* Exercise goal:
Each line of the material below should be reproduced exactly.

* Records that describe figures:
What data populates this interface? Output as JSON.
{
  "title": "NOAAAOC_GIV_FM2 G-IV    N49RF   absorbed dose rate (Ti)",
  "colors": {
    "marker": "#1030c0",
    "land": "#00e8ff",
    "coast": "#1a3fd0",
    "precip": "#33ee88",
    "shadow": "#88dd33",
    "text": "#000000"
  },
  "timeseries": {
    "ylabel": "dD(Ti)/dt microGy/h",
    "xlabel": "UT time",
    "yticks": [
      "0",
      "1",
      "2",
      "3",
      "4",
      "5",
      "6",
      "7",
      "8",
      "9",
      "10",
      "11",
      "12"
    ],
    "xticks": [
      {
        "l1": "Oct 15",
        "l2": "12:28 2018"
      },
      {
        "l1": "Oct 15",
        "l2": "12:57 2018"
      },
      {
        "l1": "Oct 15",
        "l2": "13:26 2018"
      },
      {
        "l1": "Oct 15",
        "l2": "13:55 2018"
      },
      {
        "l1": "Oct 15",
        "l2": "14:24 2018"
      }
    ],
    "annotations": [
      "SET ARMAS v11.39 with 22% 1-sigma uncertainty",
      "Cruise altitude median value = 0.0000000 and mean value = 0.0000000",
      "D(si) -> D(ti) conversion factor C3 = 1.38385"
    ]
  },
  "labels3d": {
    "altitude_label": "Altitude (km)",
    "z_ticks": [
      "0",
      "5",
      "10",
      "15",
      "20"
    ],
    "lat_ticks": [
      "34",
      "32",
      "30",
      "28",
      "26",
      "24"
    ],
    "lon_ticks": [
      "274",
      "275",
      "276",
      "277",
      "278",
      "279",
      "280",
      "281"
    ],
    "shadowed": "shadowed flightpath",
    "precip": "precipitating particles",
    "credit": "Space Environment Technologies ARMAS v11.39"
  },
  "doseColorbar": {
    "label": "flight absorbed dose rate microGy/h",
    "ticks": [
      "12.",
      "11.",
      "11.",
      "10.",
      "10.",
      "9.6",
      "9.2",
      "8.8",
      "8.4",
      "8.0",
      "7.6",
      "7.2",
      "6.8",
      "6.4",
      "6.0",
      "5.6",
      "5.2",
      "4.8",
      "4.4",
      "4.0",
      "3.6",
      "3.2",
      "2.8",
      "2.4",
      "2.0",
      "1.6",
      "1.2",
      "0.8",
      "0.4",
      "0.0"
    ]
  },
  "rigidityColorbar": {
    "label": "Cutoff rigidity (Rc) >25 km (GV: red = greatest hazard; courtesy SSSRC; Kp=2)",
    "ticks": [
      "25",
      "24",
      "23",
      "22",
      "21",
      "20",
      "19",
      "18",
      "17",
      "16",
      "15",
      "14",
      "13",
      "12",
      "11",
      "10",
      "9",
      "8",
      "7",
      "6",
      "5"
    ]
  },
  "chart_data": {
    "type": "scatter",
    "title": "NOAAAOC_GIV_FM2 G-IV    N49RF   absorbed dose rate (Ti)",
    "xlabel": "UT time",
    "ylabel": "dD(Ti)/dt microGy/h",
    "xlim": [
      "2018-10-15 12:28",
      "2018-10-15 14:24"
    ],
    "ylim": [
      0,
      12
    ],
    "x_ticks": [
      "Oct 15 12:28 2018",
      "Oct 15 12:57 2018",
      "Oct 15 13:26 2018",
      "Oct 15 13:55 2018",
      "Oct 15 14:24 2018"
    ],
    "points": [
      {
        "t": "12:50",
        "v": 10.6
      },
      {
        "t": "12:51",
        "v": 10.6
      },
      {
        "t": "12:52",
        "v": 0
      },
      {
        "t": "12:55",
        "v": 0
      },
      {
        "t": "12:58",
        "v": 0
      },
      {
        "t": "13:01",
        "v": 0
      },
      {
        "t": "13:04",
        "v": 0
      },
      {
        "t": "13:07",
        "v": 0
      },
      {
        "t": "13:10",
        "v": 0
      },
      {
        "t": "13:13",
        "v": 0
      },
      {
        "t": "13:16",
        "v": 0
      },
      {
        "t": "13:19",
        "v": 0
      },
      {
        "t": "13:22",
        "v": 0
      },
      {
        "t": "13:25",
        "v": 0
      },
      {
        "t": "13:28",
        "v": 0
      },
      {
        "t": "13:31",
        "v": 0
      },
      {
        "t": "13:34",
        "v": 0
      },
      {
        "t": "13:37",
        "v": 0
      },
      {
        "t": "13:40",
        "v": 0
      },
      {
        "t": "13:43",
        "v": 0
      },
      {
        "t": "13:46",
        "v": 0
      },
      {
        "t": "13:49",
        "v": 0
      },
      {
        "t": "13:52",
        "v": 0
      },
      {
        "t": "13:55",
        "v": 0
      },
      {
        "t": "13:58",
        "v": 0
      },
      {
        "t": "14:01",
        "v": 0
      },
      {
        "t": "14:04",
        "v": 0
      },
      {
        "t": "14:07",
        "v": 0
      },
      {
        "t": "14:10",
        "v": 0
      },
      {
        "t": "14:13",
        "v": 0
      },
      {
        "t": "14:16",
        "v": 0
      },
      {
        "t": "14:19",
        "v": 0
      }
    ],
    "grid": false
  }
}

* In response:
What data populates this interface? Output as JSON.
{
  "title": "NOAAAOC_GIV_FM2 G-IV    N49RF   absorbed dose rate (Ti)",
  "colors": {
    "marker": "#1030c0",
    "land": "#00e8ff",
    "coast": "#1a3fd0",
    "precip": "#33ee88",
    "shadow": "#88dd33",
    "text": "#000000"
  },
  "timeseries": {
    "ylabel": "dD(Ti)/dt microGy/h",
    "xlabel": "UT time",
    "yticks": [
      "0",
      "1",
      "2",
      "3",
      "4",
      "5",
      "6",
      "7",
      "8",
      "9",
      "10",
      "11",
      "12"
    ],
    "xticks": [
      {
        "l1": "Oct 15",
        "l2": "12:28 2018"
      },
      {
        "l1": "Oct 15",
        "l2": "12:57 2018"
      },
      {
        "l1": "Oct 15",
        "l2": "13:26 2018"
      },
      {
        "l1": "Oct 15",
        "l2": "13:55 2018"
      },
      {
        "l1": "Oct 15",
        "l2": "14:24 2018"
      }
    ],
    "annotations": [
      "SET ARMAS v11.39 with 22% 1-sigma uncertainty",
      "Cruise altitude median value = 0.0000000 and mean value = 0.0000000",
      "D(si) -> D(ti) conversion factor C3 = 1.38385"
    ]
  },
  "labels3d": {
    "altitude_label": "Altitude (km)",
    "z_ticks": [
      "0",
      "5",
      "10",
      "15",
      "20"
    ],
    "lat_ticks": [
      "34",
      "32",
      "30",
      "28",
      "26",
      "24"
    ],
    "lon_ticks": [
      "274",
      "275",
      "276",
      "277",
      "278",
      "279",
      "280",
      "281"
    ],
    "shadowed": "shadowed flightpath",
    "precip": "precipitating particles",
    "credit": "Space Environment Technologies ARMAS v11.39"
  },
  "doseColorbar": {
    "label": "flight absorbed dose rate microGy/h",
    "ticks": [
      "12.",
      "11.",
      "11.",
      "10.",
      "10.",
      "9.6",
      "9.2",
      "8.8",
      "8.4",
      "8.0",
      "7.6",
      "7.2",
      "6.8",
      "6.4",
      "6.0",
      "5.6",
      "5.2",
      "4.8",
      "4.4",
      "4.0",
      "3.6",
      "3.2",
      "2.8",
      "2.4",
      "2.0",
      "1.6",
      "1.2",
      "0.8",
      "0.4",
      "0.0"
    ]
  },
  "rigidityColorbar": {
    "label": "Cutoff rigidity (Rc) >25 km (GV: red = greatest hazard; courtesy SSSRC; Kp=2)",
    "ticks": [
      "25",
      "24",
      "23",
      "22",
      "21",
      "20",
      "19",
      "18",
      "17",
      "16",
      "15",
      "14",
      "13",
      "12",
      "11",
      "10",
      "9",
      "8",
      "7",
      "6",
      "5"
    ]
  },
  "chart_data": {
    "type": "scatter",
    "title": "NOAAAOC_GIV_FM2 G-IV    N49RF   absorbed dose rate (Ti)",
    "xlabel": "UT time",
    "ylabel": "dD(Ti)/dt microGy/h",
    "xlim": [
      "2018-10-15 12:28",
      "2018-10-15 14:24"
    ],
    "ylim": [
      0,
      12
    ],
    "x_ticks": [
      "Oct 15 12:28 2018",
      "Oct 15 12:57 2018",
      "Oct 15 13:26 2018",
      "Oct 15 13:55 2018",
      "Oct 15 14:24 2018"
    ],
    "points": [
      {
        "t": "12:50",
        "v": 10.6
      },
      {
        "t": "12:51",
        "v": 10.6
      },
      {
        "t": "12:52",
        "v": 0
      },
      {
        "t": "12:55",
        "v": 0
      },
      {
        "t": "12:58",
        "v": 0
      },
      {
        "t": "13:01",
        "v": 0
      },
      {
        "t": "13:04",
        "v": 0
      },
      {
        "t": "13:07",
        "v": 0
      },
      {
        "t": "13:10",
        "v": 0
      },
      {
        "t": "13:13",
        "v": 0
      },
      {
        "t": "13:16",
        "v": 0
      },
      {
        "t": "13:19",
        "v": 0
      },
      {
        "t": "13:22",
        "v": 0
      },
      {
        "t": "13:25",
        "v": 0
      },
      {
        "t": "13:28",
        "v": 0
      },
      {
        "t": "13:31",
        "v": 0
      },
      {
        "t": "13:34",
        "v": 0
      },
      {
        "t": "13:37",
        "v": 0
      },
      {
        "t": "13:40",
        "v": 0
      },
      {
        "t": "13:43",
        "v": 0
      },
      {
        "t": "13:46",
        "v": 0
      },
      {
        "t": "13:49",
        "v": 0
      },
      {
        "t": "13:52",
        "v": 0
      },
      {
        "t": "13:55",
        "v": 0
      },
      {
        "t": "13:58",
        "v": 0
      },
      {
        "t": "14:01",
        "v": 0
      },
      {
        "t": "14:04",
        "v": 0
      },
      {
        "t": "14:07",
        "v": 0
      },
      {
        "t": "14:10",
        "v": 0
      },
      {
        "t": "14:13",
        "v": 0
      },
      {
        "t": "14:16",
        "v": 0
      },
      {
        "t": "14:19",
        "v": 0
      }
    ],
    "grid": false
  }
}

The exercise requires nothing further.